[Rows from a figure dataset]
* BEGIN *
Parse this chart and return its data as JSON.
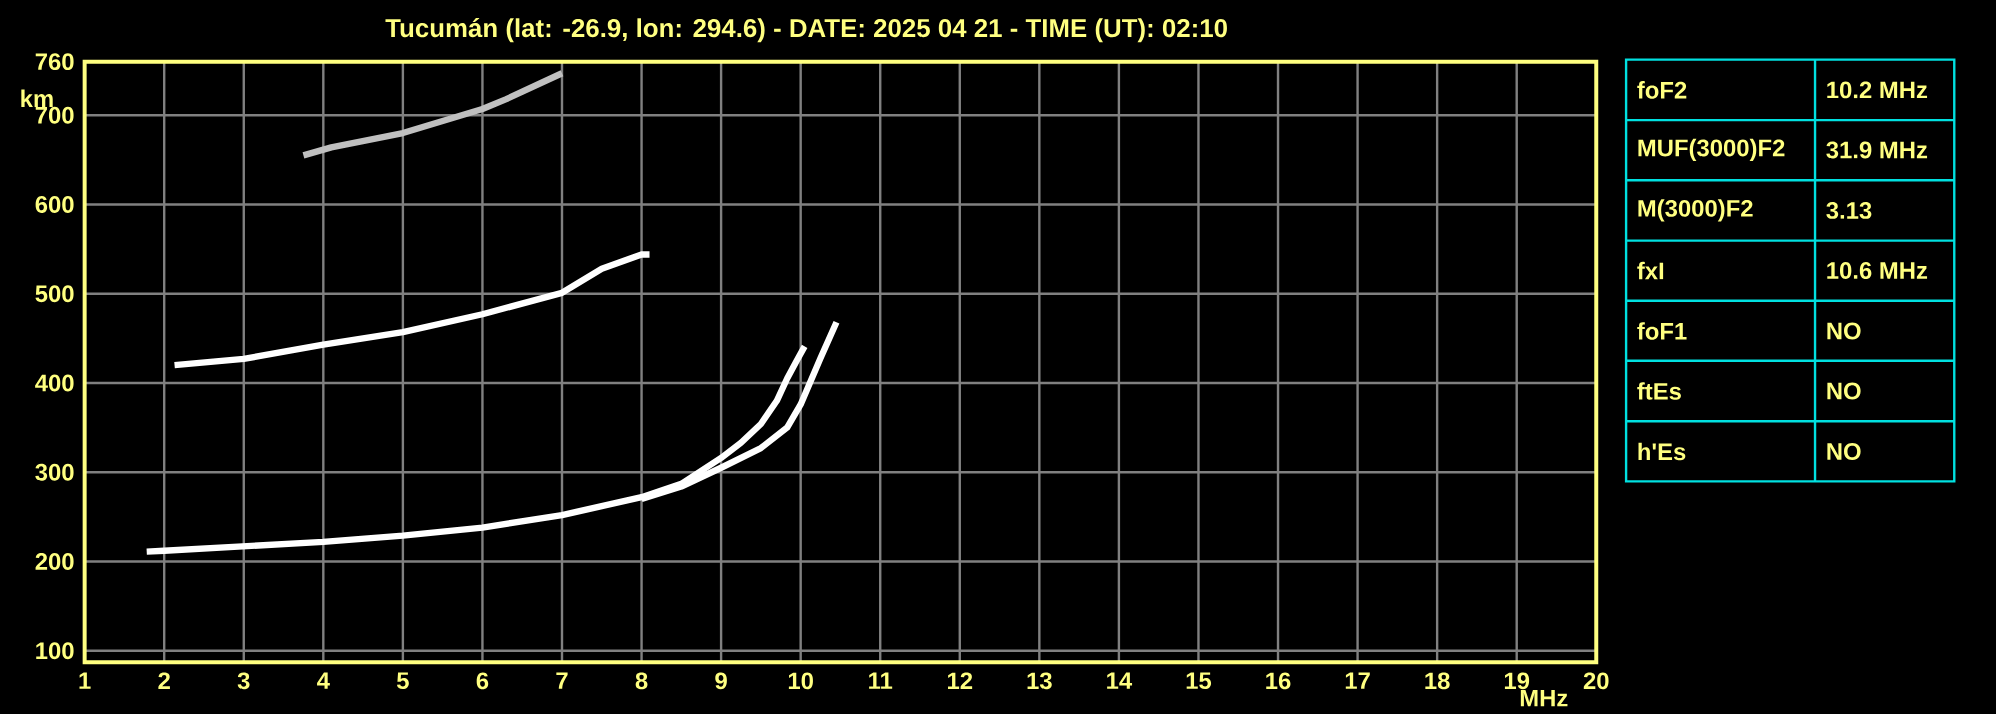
{
  "chart_data": {
    "type": "line",
    "title": "Tucumán (lat: -26.9, lon: 294.6) - DATE: 2025 04 21 - TIME (UT): 02:10",
    "xlabel": "MHz",
    "ylabel": "km",
    "xlim": [
      1,
      20
    ],
    "ylim": [
      87,
      760
    ],
    "xticks": [
      1,
      2,
      3,
      4,
      5,
      6,
      7,
      8,
      9,
      10,
      11,
      12,
      13,
      14,
      15,
      16,
      17,
      18,
      19,
      20
    ],
    "yticks": [
      100,
      200,
      300,
      400,
      500,
      600,
      700,
      760
    ],
    "grid": true,
    "marker": "none",
    "line_style": "solid",
    "series": [
      {
        "color": "#ffffff",
        "x": [
          1.78,
          2,
          3,
          4,
          5,
          6,
          7,
          8,
          8.5,
          9,
          9.25,
          9.5,
          9.7,
          9.83,
          9.95,
          10.05
        ],
        "values": [
          211,
          212,
          217,
          222,
          229,
          238,
          252,
          272,
          287,
          316,
          333,
          354,
          380,
          405,
          425,
          441
        ]
      },
      {
        "color": "#ffffff",
        "x": [
          8,
          8.5,
          9,
          9.5,
          9.83,
          10,
          10.25,
          10.45
        ],
        "values": [
          270,
          284,
          305,
          327,
          350,
          376,
          428,
          468
        ]
      },
      {
        "color": "#ffffff",
        "x": [
          2.13,
          3,
          4,
          5,
          6,
          7,
          7.5,
          8,
          8.1
        ],
        "values": [
          420,
          427,
          443,
          457,
          477,
          501,
          528,
          544,
          544
        ]
      },
      {
        "color": "#c0c0c0",
        "x": [
          3.75,
          4.1,
          5,
          6,
          6.3,
          7
        ],
        "values": [
          655,
          664,
          680,
          707,
          718,
          747
        ]
      }
    ],
    "annotations": [
      "foF2",
      "10.2 MHz",
      "MUF(3000)F2",
      "31.9 MHz",
      "M(3000)F2",
      "3.13",
      "fxI",
      "10.6 MHz",
      "foF1",
      "NO",
      "ftEs",
      "NO",
      "h'Es",
      "NO"
    ]
  }
}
* END *
Omit the pictures. Output every record above word for word.

*EXPECTED ANSWER*.
Parse this chart and return its data as JSON.
{
  "chart_data": {
    "type": "line",
    "title": "Tucumán (lat: -26.9, lon: 294.6) - DATE: 2025 04 21 - TIME (UT): 02:10",
    "xlabel": "MHz",
    "ylabel": "km",
    "xlim": [
      1,
      20
    ],
    "ylim": [
      87,
      760
    ],
    "xticks": [
      1,
      2,
      3,
      4,
      5,
      6,
      7,
      8,
      9,
      10,
      11,
      12,
      13,
      14,
      15,
      16,
      17,
      18,
      19,
      20
    ],
    "yticks": [
      100,
      200,
      300,
      400,
      500,
      600,
      700,
      760
    ],
    "grid": true,
    "marker": "none",
    "line_style": "solid",
    "series": [
      {
        "color": "#ffffff",
        "x": [
          1.78,
          2,
          3,
          4,
          5,
          6,
          7,
          8,
          8.5,
          9,
          9.25,
          9.5,
          9.7,
          9.83,
          9.95,
          10.05
        ],
        "values": [
          211,
          212,
          217,
          222,
          229,
          238,
          252,
          272,
          287,
          316,
          333,
          354,
          380,
          405,
          425,
          441
        ]
      },
      {
        "color": "#ffffff",
        "x": [
          8,
          8.5,
          9,
          9.5,
          9.83,
          10,
          10.25,
          10.45
        ],
        "values": [
          270,
          284,
          305,
          327,
          350,
          376,
          428,
          468
        ]
      },
      {
        "color": "#ffffff",
        "x": [
          2.13,
          3,
          4,
          5,
          6,
          7,
          7.5,
          8,
          8.1
        ],
        "values": [
          420,
          427,
          443,
          457,
          477,
          501,
          528,
          544,
          544
        ]
      },
      {
        "color": "#c0c0c0",
        "x": [
          3.75,
          4.1,
          5,
          6,
          6.3,
          7
        ],
        "values": [
          655,
          664,
          680,
          707,
          718,
          747
        ]
      }
    ],
    "annotations": [
      "foF2",
      "10.2 MHz",
      "MUF(3000)F2",
      "31.9 MHz",
      "M(3000)F2",
      "3.13",
      "fxI",
      "10.6 MHz",
      "foF1",
      "NO",
      "ftEs",
      "NO",
      "h'Es",
      "NO"
    ]
  }
}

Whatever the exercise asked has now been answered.